> _Raw records_:

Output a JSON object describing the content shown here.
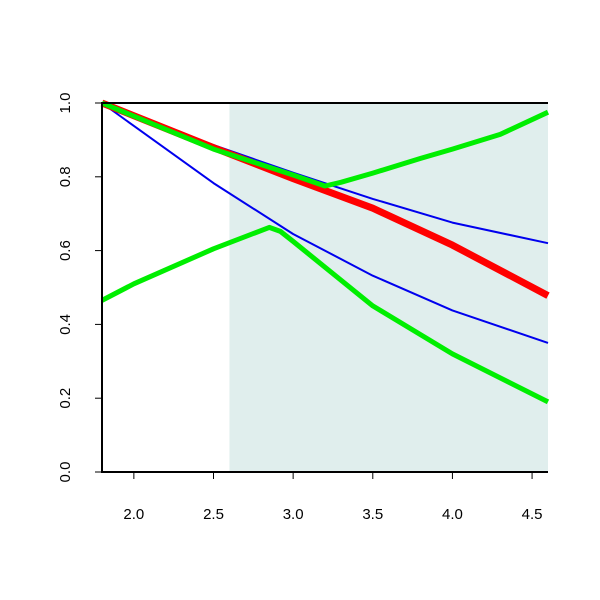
{
  "chart_data": {
    "type": "line",
    "title": "",
    "xlabel": "",
    "ylabel": "",
    "xlim": [
      1.8,
      4.6
    ],
    "ylim": [
      0.0,
      1.0
    ],
    "x_ticks": [
      2.0,
      2.5,
      3.0,
      3.5,
      4.0,
      4.5
    ],
    "x_tick_labels": [
      "2.0",
      "2.5",
      "3.0",
      "3.5",
      "4.0",
      "4.5"
    ],
    "y_ticks": [
      0.0,
      0.2,
      0.4,
      0.6,
      0.8,
      1.0
    ],
    "y_tick_labels": [
      "0.0",
      "0.2",
      "0.4",
      "0.6",
      "0.8",
      "1.0"
    ],
    "grid": false,
    "legend": "none",
    "shaded_region": {
      "x_start": 2.6,
      "x_end": 4.6,
      "color": "#e0eeed"
    },
    "series": [
      {
        "color": "#0000ee",
        "line_width": "thin",
        "x": [
          1.8,
          2.5,
          3.0,
          3.5,
          4.0,
          4.6
        ],
        "y": [
          1.0,
          0.886,
          0.811,
          0.74,
          0.676,
          0.62
        ]
      },
      {
        "color": "#0000ee",
        "line_width": "thin",
        "x": [
          1.8,
          2.5,
          3.0,
          3.5,
          4.0,
          4.6
        ],
        "y": [
          1.0,
          0.783,
          0.645,
          0.532,
          0.438,
          0.35
        ]
      },
      {
        "color": "#ff0000",
        "line_width": "thick",
        "x": [
          1.8,
          2.5,
          3.0,
          3.5,
          4.0,
          4.6
        ],
        "y": [
          1.0,
          0.879,
          0.795,
          0.715,
          0.615,
          0.478
        ]
      },
      {
        "color": "#00ee00",
        "line_width": "medium",
        "x": [
          1.8,
          2.5,
          3.0,
          3.2,
          3.3,
          3.5,
          3.8,
          4.0,
          4.3,
          4.6
        ],
        "y": [
          1.0,
          0.875,
          0.805,
          0.775,
          0.785,
          0.81,
          0.85,
          0.875,
          0.915,
          0.975
        ]
      },
      {
        "color": "#00ee00",
        "line_width": "medium",
        "x": [
          1.8,
          2.0,
          2.5,
          2.85,
          2.92,
          3.0,
          3.5,
          4.0,
          4.6
        ],
        "y": [
          0.465,
          0.51,
          0.605,
          0.663,
          0.652,
          0.625,
          0.45,
          0.32,
          0.19
        ]
      }
    ]
  }
}
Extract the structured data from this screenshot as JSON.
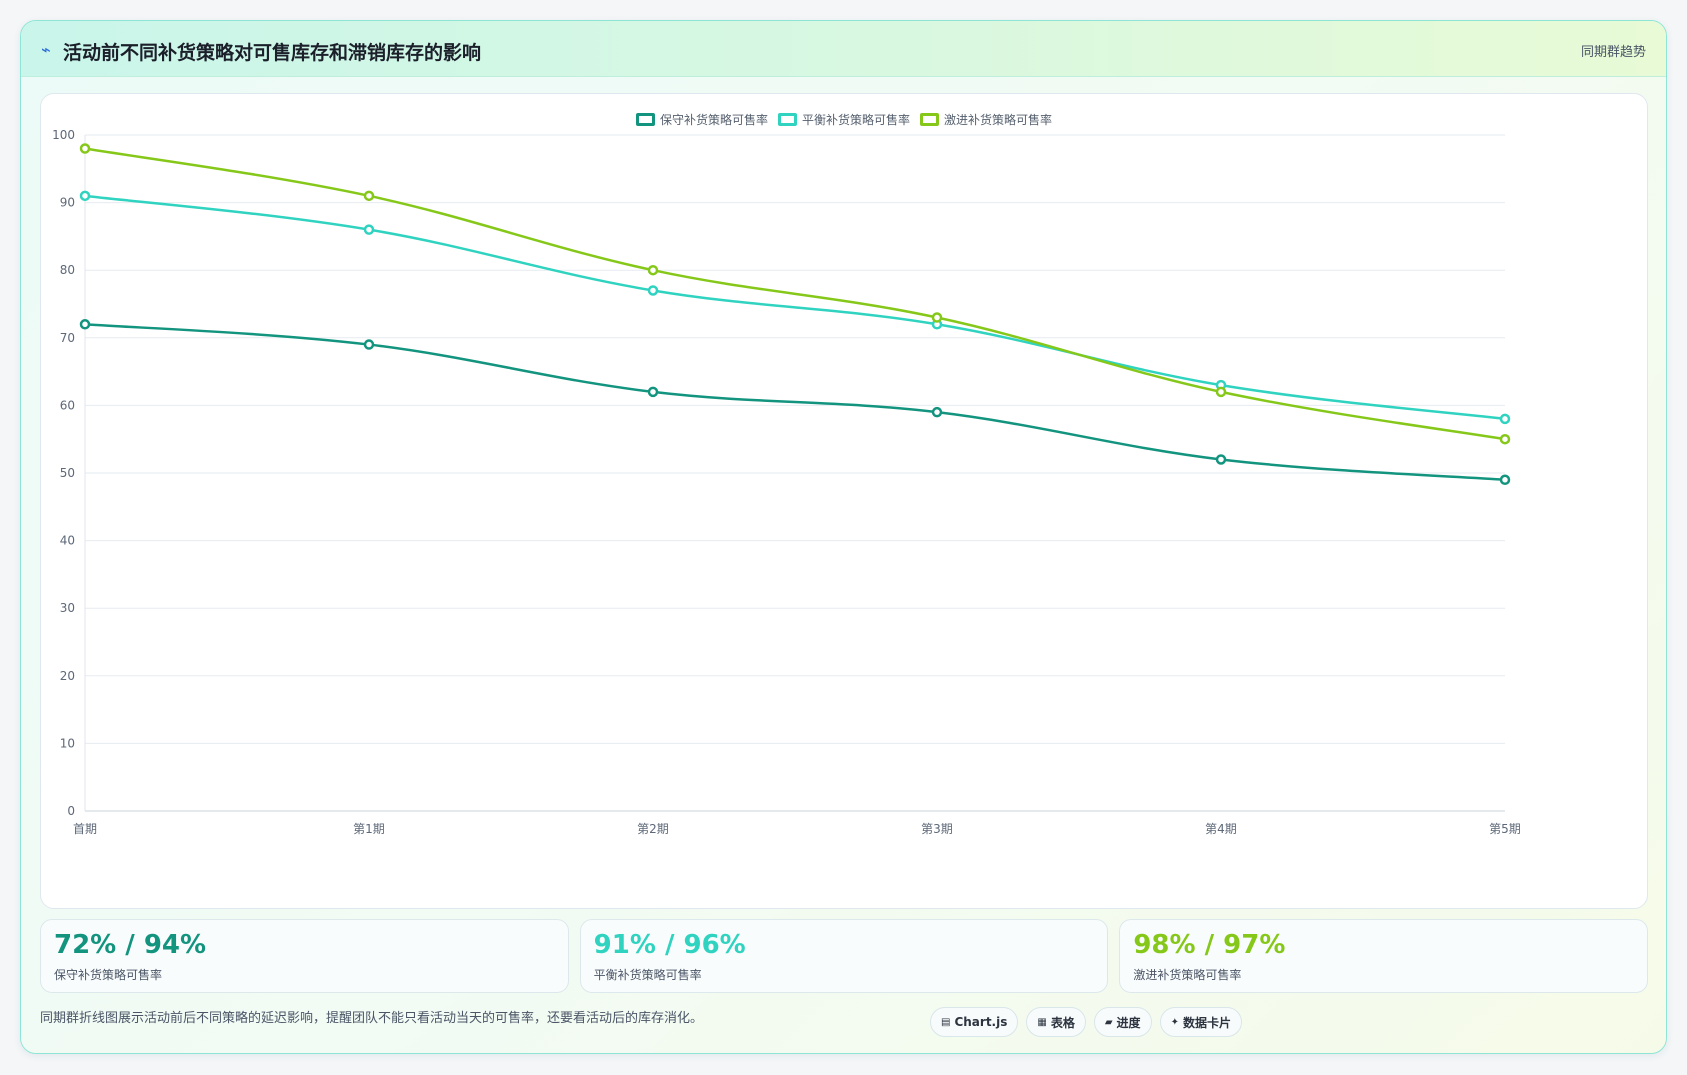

> _Set problem_:
List each line of the records that holds the string "JSON".

> _Result of the exercise_:
Output a JSON object describing the content shown here.
Extract the structured data from this screenshot as JSON.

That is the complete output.